Collection entries:

_ _ _ _ _

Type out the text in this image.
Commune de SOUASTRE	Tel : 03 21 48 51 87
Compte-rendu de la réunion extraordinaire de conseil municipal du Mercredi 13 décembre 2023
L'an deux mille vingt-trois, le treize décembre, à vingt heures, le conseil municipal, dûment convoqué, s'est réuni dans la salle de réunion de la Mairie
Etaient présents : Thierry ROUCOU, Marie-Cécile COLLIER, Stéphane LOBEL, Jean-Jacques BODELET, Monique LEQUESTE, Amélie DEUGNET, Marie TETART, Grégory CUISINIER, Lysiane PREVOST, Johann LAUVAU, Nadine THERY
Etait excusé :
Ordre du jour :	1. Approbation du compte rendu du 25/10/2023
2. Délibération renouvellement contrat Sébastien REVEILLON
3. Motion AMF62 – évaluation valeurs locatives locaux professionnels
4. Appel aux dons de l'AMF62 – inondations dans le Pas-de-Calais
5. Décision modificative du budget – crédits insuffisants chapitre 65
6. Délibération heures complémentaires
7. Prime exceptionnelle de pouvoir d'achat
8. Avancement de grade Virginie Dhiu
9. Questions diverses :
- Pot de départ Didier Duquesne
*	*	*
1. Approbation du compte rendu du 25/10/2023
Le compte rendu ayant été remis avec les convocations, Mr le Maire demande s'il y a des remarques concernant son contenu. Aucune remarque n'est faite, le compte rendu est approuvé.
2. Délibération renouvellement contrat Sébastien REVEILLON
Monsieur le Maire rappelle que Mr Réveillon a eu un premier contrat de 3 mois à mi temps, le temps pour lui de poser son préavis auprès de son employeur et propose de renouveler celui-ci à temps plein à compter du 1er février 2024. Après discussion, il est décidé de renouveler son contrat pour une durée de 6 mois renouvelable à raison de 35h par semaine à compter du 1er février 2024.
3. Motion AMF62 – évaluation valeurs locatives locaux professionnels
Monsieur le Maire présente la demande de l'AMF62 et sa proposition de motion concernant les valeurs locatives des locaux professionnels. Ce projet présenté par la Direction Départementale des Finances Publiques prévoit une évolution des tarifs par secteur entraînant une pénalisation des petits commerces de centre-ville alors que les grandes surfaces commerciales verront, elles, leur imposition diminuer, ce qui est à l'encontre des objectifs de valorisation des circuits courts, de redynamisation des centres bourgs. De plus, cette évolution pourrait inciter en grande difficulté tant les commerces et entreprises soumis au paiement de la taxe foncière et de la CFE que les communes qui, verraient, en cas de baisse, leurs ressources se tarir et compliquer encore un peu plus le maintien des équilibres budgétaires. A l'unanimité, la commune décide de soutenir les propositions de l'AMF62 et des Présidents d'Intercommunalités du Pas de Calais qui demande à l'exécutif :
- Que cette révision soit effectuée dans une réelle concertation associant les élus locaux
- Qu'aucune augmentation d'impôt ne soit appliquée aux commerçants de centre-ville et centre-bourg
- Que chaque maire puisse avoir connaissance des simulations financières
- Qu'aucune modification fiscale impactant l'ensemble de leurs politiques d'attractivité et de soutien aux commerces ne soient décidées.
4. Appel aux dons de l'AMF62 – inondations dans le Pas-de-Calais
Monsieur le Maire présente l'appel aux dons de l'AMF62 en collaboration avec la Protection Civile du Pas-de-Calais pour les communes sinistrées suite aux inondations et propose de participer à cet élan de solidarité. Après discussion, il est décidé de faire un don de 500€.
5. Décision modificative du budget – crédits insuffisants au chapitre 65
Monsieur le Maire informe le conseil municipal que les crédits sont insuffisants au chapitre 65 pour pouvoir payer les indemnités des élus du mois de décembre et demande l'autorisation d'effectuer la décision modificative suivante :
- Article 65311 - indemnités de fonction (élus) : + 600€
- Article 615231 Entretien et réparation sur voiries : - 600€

_ _ _ _ _

» **GOAL**
Set down the entries above again, word for word.

» **SOLUTION TO THE PROBLEM**
Type out the text in this image.
Commune de SOUASTRE	Tel : 03 21 48 51 87
Compte-rendu de la réunion extraordinaire de conseil municipal du Mercredi 13 décembre 2023
L'an deux mille vingt-trois, le treize décembre, à vingt heures, le conseil municipal, dûment convoqué, s'est réuni dans la salle de réunion de la Mairie
Etaient présents : Thierry ROUCOU, Marie-Cécile COLLIER, Stéphane LOBEL, Jean-Jacques BODELET, Monique LEQUESTE, Amélie DEUGNET, Marie TETART, Grégory CUISINIER, Lysiane PREVOST, Johann LAUVAU, Nadine THERY
Etait excusé :
Ordre du jour :	1. Approbation du compte rendu du 25/10/2023
2. Délibération renouvellement contrat Sébastien REVEILLON
3. Motion AMF62 – évaluation valeurs locatives locaux professionnels
4. Appel aux dons de l'AMF62 – inondations dans le Pas-de-Calais
5. Décision modificative du budget – crédits insuffisants chapitre 65
6. Délibération heures complémentaires
7. Prime exceptionnelle de pouvoir d'achat
8. Avancement de grade Virginie Dhiu
9. Questions diverses :
- Pot de départ Didier Duquesne
*	*	*
1. Approbation du compte rendu du 25/10/2023
Le compte rendu ayant été remis avec les convocations, Mr le Maire demande s'il y a des remarques concernant son contenu. Aucune remarque n'est faite, le compte rendu est approuvé.
2. Délibération renouvellement contrat Sébastien REVEILLON
Monsieur le Maire rappelle que Mr Réveillon a eu un premier contrat de 3 mois à mi temps, le temps pour lui de poser son préavis auprès de son employeur et propose de renouveler celui-ci à temps plein à compter du 1er février 2024. Après discussion, il est décidé de renouveler son contrat pour une durée de 6 mois renouvelable à raison de 35h par semaine à compter du 1er février 2024.
3. Motion AMF62 – évaluation valeurs locatives locaux professionnels
Monsieur le Maire présente la demande de l'AMF62 et sa proposition de motion concernant les valeurs locatives des locaux professionnels. Ce projet présenté par la Direction Départementale des Finances Publiques prévoit une évolution des tarifs par secteur entraînant une pénalisation des petits commerces de centre-ville alors que les grandes surfaces commerciales verront, elles, leur imposition diminuer, ce qui est à l'encontre des objectifs de valorisation des circuits courts, de redynamisation des centres bourgs. De plus, cette évolution pourrait inciter en grande difficulté tant les commerces et entreprises soumis au paiement de la taxe foncière et de la CFE que les communes qui, verraient, en cas de baisse, leurs ressources se tarir et compliquer encore un peu plus le maintien des équilibres budgétaires. A l'unanimité, la commune décide de soutenir les propositions de l'AMF62 et des Présidents d'Intercommunalités du Pas de Calais qui demande à l'exécutif :
- Que cette révision soit effectuée dans une réelle concertation associant les élus locaux
- Qu'aucune augmentation d'impôt ne soit appliquée aux commerçants de centre-ville et centre-bourg
- Que chaque maire puisse avoir connaissance des simulations financières
- Qu'aucune modification fiscale impactant l'ensemble de leurs politiques d'attractivité et de soutien aux commerces ne soient décidées.
4. Appel aux dons de l'AMF62 – inondations dans le Pas-de-Calais
Monsieur le Maire présente l'appel aux dons de l'AMF62 en collaboration avec la Protection Civile du Pas-de-Calais pour les communes sinistrées suite aux inondations et propose de participer à cet élan de solidarité. Après discussion, il est décidé de faire un don de 500€.
5. Décision modificative du budget – crédits insuffisants au chapitre 65
Monsieur le Maire informe le conseil municipal que les crédits sont insuffisants au chapitre 65 pour pouvoir payer les indemnités des élus du mois de décembre et demande l'autorisation d'effectuer la décision modificative suivante :
- Article 65311 - indemnités de fonction (élus) : + 600€
- Article 615231 Entretien et réparation sur voiries : - 600€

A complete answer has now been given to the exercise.